> _Job_:
Give the material again in full, matching it exactly.

Figure record listings
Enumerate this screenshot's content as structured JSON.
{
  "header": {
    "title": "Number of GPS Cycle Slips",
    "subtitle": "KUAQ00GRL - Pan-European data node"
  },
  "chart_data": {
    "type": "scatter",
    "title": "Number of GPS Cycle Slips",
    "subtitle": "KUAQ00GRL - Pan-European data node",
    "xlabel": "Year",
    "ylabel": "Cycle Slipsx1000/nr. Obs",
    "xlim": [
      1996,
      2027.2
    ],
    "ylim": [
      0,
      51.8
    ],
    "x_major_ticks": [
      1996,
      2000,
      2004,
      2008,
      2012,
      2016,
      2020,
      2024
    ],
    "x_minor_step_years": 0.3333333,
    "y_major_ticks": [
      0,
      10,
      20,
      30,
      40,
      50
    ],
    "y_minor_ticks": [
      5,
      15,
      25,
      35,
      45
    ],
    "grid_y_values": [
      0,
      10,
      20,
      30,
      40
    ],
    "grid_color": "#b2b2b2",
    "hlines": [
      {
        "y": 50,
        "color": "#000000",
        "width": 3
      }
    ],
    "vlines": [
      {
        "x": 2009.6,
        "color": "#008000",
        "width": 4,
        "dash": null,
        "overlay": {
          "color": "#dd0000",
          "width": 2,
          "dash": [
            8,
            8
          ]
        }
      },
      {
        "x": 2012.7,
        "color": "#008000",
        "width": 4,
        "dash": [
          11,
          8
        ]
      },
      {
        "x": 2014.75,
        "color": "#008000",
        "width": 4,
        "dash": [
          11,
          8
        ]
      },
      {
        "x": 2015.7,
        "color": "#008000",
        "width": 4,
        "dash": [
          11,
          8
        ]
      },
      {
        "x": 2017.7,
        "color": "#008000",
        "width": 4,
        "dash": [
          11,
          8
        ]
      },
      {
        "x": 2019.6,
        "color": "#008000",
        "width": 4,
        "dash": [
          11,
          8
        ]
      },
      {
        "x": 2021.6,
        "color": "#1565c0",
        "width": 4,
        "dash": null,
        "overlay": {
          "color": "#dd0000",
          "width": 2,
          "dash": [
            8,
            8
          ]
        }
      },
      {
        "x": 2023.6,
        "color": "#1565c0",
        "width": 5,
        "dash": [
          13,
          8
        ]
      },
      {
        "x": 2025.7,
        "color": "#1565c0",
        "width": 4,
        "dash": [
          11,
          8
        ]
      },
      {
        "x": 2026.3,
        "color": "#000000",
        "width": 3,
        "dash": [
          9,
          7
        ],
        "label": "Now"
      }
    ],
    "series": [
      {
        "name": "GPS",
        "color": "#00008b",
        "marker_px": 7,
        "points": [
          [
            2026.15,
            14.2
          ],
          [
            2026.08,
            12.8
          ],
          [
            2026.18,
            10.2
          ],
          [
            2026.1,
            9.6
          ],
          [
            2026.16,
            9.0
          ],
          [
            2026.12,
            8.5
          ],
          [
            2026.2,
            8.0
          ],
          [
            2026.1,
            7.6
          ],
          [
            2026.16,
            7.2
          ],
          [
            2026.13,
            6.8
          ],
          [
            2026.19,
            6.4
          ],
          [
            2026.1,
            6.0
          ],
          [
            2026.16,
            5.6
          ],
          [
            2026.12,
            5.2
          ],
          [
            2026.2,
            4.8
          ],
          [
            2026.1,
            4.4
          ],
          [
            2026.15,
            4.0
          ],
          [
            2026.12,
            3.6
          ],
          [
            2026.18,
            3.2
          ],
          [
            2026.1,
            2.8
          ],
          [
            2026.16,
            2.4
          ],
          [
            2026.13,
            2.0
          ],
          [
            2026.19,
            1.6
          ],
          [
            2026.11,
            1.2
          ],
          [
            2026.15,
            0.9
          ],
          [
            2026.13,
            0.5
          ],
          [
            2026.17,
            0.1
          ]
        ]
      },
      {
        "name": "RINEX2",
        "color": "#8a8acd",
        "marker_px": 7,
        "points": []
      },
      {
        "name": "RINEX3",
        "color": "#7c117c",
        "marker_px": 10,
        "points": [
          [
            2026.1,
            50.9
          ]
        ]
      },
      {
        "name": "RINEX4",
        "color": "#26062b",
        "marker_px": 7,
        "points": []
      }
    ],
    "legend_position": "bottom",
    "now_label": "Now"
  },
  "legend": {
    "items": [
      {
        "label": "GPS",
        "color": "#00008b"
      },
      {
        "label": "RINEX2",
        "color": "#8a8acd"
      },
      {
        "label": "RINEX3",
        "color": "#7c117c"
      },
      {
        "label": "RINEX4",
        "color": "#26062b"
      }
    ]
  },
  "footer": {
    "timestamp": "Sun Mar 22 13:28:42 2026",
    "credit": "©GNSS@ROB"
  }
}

> _Correct result_:
Enumerate this screenshot's content as structured JSON.
{
  "header": {
    "title": "Number of GPS Cycle Slips",
    "subtitle": "KUAQ00GRL - Pan-European data node"
  },
  "chart_data": {
    "type": "scatter",
    "title": "Number of GPS Cycle Slips",
    "subtitle": "KUAQ00GRL - Pan-European data node",
    "xlabel": "Year",
    "ylabel": "Cycle Slipsx1000/nr. Obs",
    "xlim": [
      1996,
      2027.2
    ],
    "ylim": [
      0,
      51.8
    ],
    "x_major_ticks": [
      1996,
      2000,
      2004,
      2008,
      2012,
      2016,
      2020,
      2024
    ],
    "x_minor_step_years": 0.3333333,
    "y_major_ticks": [
      0,
      10,
      20,
      30,
      40,
      50
    ],
    "y_minor_ticks": [
      5,
      15,
      25,
      35,
      45
    ],
    "grid_y_values": [
      0,
      10,
      20,
      30,
      40
    ],
    "grid_color": "#b2b2b2",
    "hlines": [
      {
        "y": 50,
        "color": "#000000",
        "width": 3
      }
    ],
    "vlines": [
      {
        "x": 2009.6,
        "color": "#008000",
        "width": 4,
        "dash": null,
        "overlay": {
          "color": "#dd0000",
          "width": 2,
          "dash": [
            8,
            8
          ]
        }
      },
      {
        "x": 2012.7,
        "color": "#008000",
        "width": 4,
        "dash": [
          11,
          8
        ]
      },
      {
        "x": 2014.75,
        "color": "#008000",
        "width": 4,
        "dash": [
          11,
          8
        ]
      },
      {
        "x": 2015.7,
        "color": "#008000",
        "width": 4,
        "dash": [
          11,
          8
        ]
      },
      {
        "x": 2017.7,
        "color": "#008000",
        "width": 4,
        "dash": [
          11,
          8
        ]
      },
      {
        "x": 2019.6,
        "color": "#008000",
        "width": 4,
        "dash": [
          11,
          8
        ]
      },
      {
        "x": 2021.6,
        "color": "#1565c0",
        "width": 4,
        "dash": null,
        "overlay": {
          "color": "#dd0000",
          "width": 2,
          "dash": [
            8,
            8
          ]
        }
      },
      {
        "x": 2023.6,
        "color": "#1565c0",
        "width": 5,
        "dash": [
          13,
          8
        ]
      },
      {
        "x": 2025.7,
        "color": "#1565c0",
        "width": 4,
        "dash": [
          11,
          8
        ]
      },
      {
        "x": 2026.3,
        "color": "#000000",
        "width": 3,
        "dash": [
          9,
          7
        ],
        "label": "Now"
      }
    ],
    "series": [
      {
        "name": "GPS",
        "color": "#00008b",
        "marker_px": 7,
        "points": [
          [
            2026.15,
            14.2
          ],
          [
            2026.08,
            12.8
          ],
          [
            2026.18,
            10.2
          ],
          [
            2026.1,
            9.6
          ],
          [
            2026.16,
            9.0
          ],
          [
            2026.12,
            8.5
          ],
          [
            2026.2,
            8.0
          ],
          [
            2026.1,
            7.6
          ],
          [
            2026.16,
            7.2
          ],
          [
            2026.13,
            6.8
          ],
          [
            2026.19,
            6.4
          ],
          [
            2026.1,
            6.0
          ],
          [
            2026.16,
            5.6
          ],
          [
            2026.12,
            5.2
          ],
          [
            2026.2,
            4.8
          ],
          [
            2026.1,
            4.4
          ],
          [
            2026.15,
            4.0
          ],
          [
            2026.12,
            3.6
          ],
          [
            2026.18,
            3.2
          ],
          [
            2026.1,
            2.8
          ],
          [
            2026.16,
            2.4
          ],
          [
            2026.13,
            2.0
          ],
          [
            2026.19,
            1.6
          ],
          [
            2026.11,
            1.2
          ],
          [
            2026.15,
            0.9
          ],
          [
            2026.13,
            0.5
          ],
          [
            2026.17,
            0.1
          ]
        ]
      },
      {
        "name": "RINEX2",
        "color": "#8a8acd",
        "marker_px": 7,
        "points": []
      },
      {
        "name": "RINEX3",
        "color": "#7c117c",
        "marker_px": 10,
        "points": [
          [
            2026.1,
            50.9
          ]
        ]
      },
      {
        "name": "RINEX4",
        "color": "#26062b",
        "marker_px": 7,
        "points": []
      }
    ],
    "legend_position": "bottom",
    "now_label": "Now"
  },
  "legend": {
    "items": [
      {
        "label": "GPS",
        "color": "#00008b"
      },
      {
        "label": "RINEX2",
        "color": "#8a8acd"
      },
      {
        "label": "RINEX3",
        "color": "#7c117c"
      },
      {
        "label": "RINEX4",
        "color": "#26062b"
      }
    ]
  },
  "footer": {
    "timestamp": "Sun Mar 22 13:28:42 2026",
    "credit": "©GNSS@ROB"
  }
}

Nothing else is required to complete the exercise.